==== SUPPLIED DATA ====

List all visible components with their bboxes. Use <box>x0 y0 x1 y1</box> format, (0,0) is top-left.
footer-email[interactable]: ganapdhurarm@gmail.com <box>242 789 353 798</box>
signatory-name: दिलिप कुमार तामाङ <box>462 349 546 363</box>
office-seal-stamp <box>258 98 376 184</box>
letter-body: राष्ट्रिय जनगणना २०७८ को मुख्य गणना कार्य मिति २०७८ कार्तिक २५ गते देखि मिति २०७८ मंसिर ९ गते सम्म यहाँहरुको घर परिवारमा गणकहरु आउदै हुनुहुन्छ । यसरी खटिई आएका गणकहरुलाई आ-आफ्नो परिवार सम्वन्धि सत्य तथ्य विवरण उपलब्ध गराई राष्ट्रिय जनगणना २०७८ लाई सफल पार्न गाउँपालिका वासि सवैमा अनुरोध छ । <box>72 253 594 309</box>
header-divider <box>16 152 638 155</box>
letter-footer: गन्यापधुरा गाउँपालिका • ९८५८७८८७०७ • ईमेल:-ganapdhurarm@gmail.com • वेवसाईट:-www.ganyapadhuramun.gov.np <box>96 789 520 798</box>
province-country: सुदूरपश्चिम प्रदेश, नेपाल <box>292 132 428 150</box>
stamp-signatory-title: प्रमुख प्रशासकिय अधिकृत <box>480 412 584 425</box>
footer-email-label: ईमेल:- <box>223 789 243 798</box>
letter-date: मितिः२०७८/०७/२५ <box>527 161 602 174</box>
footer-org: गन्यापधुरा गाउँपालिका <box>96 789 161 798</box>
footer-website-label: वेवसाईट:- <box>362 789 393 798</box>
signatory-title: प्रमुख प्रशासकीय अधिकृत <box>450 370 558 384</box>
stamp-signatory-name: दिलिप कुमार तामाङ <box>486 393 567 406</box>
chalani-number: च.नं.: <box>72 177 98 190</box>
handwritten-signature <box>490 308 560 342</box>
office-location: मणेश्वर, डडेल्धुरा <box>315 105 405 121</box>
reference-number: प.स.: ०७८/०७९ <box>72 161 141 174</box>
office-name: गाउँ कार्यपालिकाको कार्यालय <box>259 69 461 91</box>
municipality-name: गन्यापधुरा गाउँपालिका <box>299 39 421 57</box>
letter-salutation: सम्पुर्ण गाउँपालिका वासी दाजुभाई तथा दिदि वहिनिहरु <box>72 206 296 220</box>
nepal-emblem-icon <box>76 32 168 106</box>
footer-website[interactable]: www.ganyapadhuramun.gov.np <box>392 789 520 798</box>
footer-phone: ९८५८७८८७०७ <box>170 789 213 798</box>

====

TASK TO COMPLETE
Rewrite all the stored records above, replacing "bboxes" with "bounding boxes" and leaving everything else unchanged.

EXERCISE OUTPUT
List all visible components with their bounding boxes. Use <box>x0 y0 x1 y1</box> format, (0,0) is top-left.
footer-email[interactable]: ganapdhurarm@gmail.com <box>242 789 353 798</box>
signatory-name: दिलिप कुमार तामाङ <box>462 349 546 363</box>
office-seal-stamp <box>258 98 376 184</box>
letter-body: राष्ट्रिय जनगणना २०७८ को मुख्य गणना कार्य मिति २०७८ कार्तिक २५ गते देखि मिति २०७८ मंसिर ९ गते सम्म यहाँहरुको घर परिवारमा गणकहरु आउदै हुनुहुन्छ । यसरी खटिई आएका गणकहरुलाई आ-आफ्नो परिवार सम्वन्धि सत्य तथ्य विवरण उपलब्ध गराई राष्ट्रिय जनगणना २०७८ लाई सफल पार्न गाउँपालिका वासि सवैमा अनुरोध छ । <box>72 253 594 309</box>
header-divider <box>16 152 638 155</box>
letter-footer: गन्यापधुरा गाउँपालिका • ९८५८७८८७०७ • ईमेल:-ganapdhurarm@gmail.com • वेवसाईट:-www.ganyapadhuramun.gov.np <box>96 789 520 798</box>
province-country: सुदूरपश्चिम प्रदेश, नेपाल <box>292 132 428 150</box>
stamp-signatory-title: प्रमुख प्रशासकिय अधिकृत <box>480 412 584 425</box>
footer-email-label: ईमेल:- <box>223 789 243 798</box>
letter-date: मितिः२०७८/०७/२५ <box>527 161 602 174</box>
footer-org: गन्यापधुरा गाउँपालिका <box>96 789 161 798</box>
footer-website-label: वेवसाईट:- <box>362 789 393 798</box>
signatory-title: प्रमुख प्रशासकीय अधिकृत <box>450 370 558 384</box>
stamp-signatory-name: दिलिप कुमार तामाङ <box>486 393 567 406</box>
chalani-number: च.नं.: <box>72 177 98 190</box>
handwritten-signature <box>490 308 560 342</box>
office-location: मणेश्वर, डडेल्धुरा <box>315 105 405 121</box>
reference-number: प.स.: ०७८/०७९ <box>72 161 141 174</box>
office-name: गाउँ कार्यपालिकाको कार्यालय <box>259 69 461 91</box>
municipality-name: गन्यापधुरा गाउँपालिका <box>299 39 421 57</box>
letter-salutation: सम्पुर्ण गाउँपालिका वासी दाजुभाई तथा दिदि वहिनिहरु <box>72 206 296 220</box>
nepal-emblem-icon <box>76 32 168 106</box>
footer-website[interactable]: www.ganyapadhuramun.gov.np <box>392 789 520 798</box>
footer-phone: ९८५८७८८७०७ <box>170 789 213 798</box>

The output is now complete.